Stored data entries

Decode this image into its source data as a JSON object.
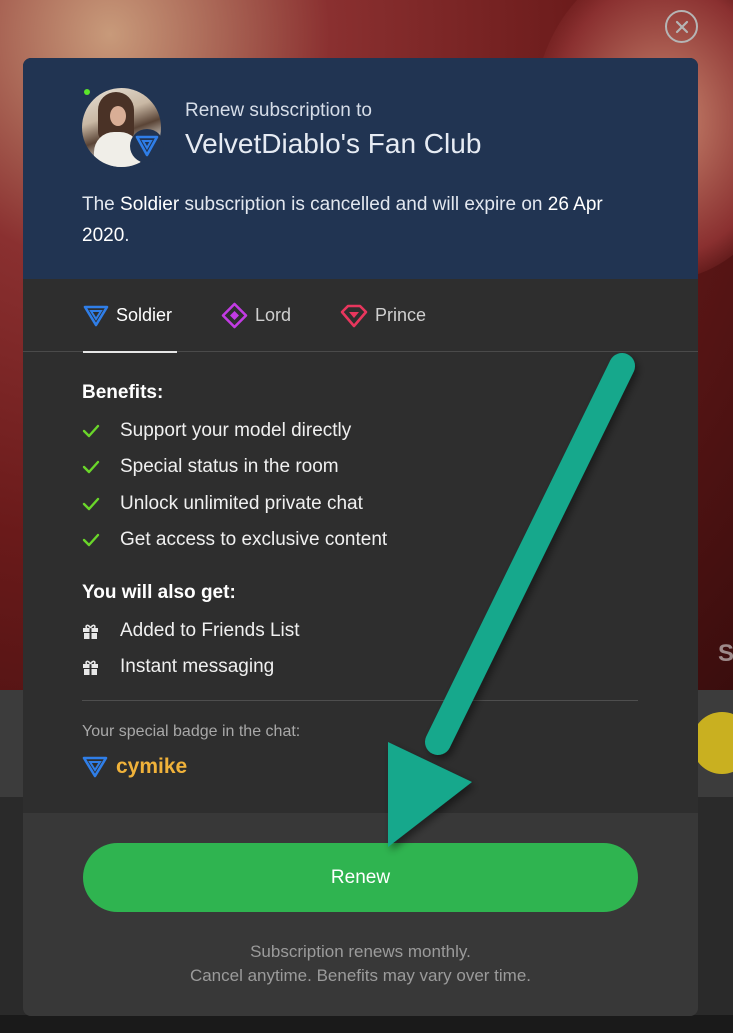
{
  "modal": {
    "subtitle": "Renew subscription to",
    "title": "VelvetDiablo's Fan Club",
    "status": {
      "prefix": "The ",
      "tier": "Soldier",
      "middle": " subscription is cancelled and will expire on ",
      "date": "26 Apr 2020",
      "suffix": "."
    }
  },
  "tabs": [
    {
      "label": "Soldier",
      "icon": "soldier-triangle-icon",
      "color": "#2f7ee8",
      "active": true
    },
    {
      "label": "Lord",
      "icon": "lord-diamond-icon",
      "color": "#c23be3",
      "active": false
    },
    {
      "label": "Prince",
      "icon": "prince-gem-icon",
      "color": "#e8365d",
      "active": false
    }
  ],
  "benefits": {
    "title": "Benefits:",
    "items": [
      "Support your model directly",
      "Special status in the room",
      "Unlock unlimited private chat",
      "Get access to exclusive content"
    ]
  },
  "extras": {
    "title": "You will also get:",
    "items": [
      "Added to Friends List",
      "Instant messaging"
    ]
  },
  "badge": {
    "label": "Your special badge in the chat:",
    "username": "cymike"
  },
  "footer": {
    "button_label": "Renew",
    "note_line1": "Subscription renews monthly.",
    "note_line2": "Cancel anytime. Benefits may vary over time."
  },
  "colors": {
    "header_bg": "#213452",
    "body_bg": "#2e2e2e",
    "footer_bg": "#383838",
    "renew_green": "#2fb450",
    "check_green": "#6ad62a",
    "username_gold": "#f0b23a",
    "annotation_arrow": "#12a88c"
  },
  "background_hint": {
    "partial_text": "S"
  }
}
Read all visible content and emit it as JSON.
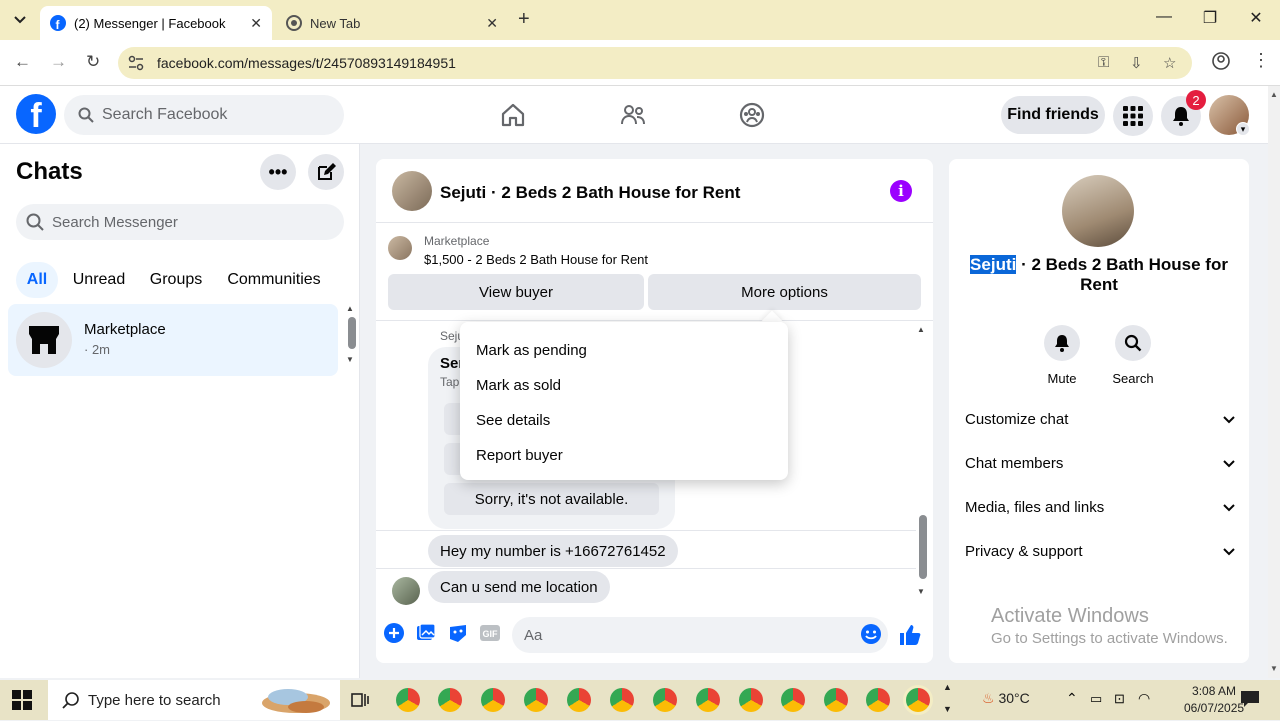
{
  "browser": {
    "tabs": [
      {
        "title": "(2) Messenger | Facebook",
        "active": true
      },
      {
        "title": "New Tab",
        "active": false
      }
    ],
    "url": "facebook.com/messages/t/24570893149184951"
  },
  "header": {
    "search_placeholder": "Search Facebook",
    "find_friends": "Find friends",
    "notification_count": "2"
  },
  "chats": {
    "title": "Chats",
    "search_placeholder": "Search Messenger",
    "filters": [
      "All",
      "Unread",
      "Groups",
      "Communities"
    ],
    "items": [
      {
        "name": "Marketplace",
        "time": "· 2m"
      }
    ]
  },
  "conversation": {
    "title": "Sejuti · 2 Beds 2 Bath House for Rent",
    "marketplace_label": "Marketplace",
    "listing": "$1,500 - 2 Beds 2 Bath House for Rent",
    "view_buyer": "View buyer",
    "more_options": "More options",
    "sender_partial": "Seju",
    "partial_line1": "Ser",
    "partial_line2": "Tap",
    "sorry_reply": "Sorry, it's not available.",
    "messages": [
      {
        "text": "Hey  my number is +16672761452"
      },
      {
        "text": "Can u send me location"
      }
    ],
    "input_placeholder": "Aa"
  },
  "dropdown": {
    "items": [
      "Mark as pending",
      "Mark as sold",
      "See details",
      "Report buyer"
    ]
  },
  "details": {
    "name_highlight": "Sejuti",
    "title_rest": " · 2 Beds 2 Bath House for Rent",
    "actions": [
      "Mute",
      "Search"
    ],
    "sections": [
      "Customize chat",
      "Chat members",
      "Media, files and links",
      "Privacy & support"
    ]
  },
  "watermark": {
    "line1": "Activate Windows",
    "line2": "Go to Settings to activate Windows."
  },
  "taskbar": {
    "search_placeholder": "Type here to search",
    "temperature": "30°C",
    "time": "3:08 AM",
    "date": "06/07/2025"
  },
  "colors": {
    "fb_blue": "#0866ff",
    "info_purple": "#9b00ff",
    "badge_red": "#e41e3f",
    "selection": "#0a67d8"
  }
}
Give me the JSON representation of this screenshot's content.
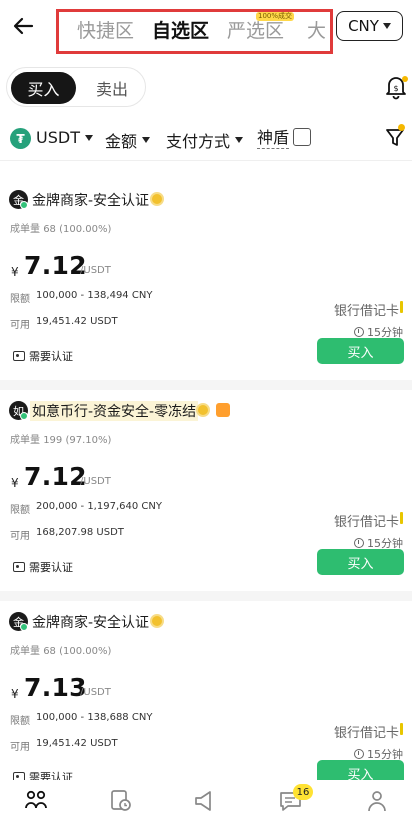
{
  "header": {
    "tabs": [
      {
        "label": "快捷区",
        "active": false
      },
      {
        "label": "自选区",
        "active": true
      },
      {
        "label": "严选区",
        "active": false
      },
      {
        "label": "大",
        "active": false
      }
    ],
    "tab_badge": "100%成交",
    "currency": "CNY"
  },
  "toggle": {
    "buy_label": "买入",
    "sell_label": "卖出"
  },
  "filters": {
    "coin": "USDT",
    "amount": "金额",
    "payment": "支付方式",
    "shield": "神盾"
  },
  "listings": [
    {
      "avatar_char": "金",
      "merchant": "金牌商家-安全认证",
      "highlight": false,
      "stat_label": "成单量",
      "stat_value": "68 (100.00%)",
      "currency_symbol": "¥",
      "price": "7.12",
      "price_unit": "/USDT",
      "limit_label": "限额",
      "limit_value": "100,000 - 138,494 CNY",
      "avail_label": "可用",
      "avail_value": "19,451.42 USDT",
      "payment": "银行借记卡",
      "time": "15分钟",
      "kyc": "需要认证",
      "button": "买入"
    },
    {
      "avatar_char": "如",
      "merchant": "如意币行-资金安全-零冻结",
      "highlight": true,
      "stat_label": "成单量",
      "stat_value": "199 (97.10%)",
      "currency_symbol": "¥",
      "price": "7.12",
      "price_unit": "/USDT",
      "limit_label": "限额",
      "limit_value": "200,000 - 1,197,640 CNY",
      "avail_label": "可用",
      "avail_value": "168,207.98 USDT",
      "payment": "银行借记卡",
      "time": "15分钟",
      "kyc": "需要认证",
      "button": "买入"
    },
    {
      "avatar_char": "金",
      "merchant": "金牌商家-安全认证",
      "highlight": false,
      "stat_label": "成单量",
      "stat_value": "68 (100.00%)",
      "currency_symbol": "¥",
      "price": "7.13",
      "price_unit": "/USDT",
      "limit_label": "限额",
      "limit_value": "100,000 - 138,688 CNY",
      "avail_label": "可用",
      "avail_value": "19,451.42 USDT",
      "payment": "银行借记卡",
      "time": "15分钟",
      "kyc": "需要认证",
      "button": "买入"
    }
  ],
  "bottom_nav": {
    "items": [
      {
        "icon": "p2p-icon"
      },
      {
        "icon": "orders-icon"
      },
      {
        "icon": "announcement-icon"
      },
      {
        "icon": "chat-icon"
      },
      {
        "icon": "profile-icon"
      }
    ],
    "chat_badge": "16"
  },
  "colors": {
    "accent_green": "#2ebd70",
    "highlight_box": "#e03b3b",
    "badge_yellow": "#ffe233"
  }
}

* **WORK INSTRUCTIONS**
Scan the material line by line and report each one that contains "content".

* **EXERCISE ANSWER**
      "Get access to exclusive content"
Read all visible content and emit it as JSON.
Give me the JSON representation of this screenshot's content.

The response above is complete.